* start INPUT *

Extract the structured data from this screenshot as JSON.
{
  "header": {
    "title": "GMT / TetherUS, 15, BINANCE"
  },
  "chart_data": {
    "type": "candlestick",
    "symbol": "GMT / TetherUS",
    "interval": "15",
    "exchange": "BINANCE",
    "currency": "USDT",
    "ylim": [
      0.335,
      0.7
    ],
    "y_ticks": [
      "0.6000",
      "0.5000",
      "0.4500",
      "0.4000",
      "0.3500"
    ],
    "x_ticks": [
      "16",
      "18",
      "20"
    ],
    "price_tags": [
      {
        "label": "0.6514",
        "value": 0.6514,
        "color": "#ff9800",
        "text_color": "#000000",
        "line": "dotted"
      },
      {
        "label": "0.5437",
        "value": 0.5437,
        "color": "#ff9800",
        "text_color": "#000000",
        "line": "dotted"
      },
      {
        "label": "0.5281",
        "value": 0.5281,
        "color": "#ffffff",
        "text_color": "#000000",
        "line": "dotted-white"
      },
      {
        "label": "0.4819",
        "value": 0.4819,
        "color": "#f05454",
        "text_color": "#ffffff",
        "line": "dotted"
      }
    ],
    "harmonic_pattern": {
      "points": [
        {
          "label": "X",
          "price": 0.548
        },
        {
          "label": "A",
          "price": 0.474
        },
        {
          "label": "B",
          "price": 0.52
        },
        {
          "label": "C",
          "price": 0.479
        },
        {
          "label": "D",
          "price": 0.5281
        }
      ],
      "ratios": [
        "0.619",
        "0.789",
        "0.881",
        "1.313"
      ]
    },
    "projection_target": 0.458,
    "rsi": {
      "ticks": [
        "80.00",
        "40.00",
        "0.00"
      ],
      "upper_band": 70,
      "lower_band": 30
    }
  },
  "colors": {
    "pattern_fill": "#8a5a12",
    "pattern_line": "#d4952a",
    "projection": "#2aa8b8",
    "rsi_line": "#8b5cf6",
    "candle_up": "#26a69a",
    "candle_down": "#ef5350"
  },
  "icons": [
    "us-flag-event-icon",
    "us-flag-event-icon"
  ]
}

* end INPUT *

WHAT YOU NEED TO DO: Each line above that includes "TetherUS" should be shown.

ANSWER BELOW:
    "title": "GMT / TetherUS, 15, BINANCE"
    "symbol": "GMT / TetherUS",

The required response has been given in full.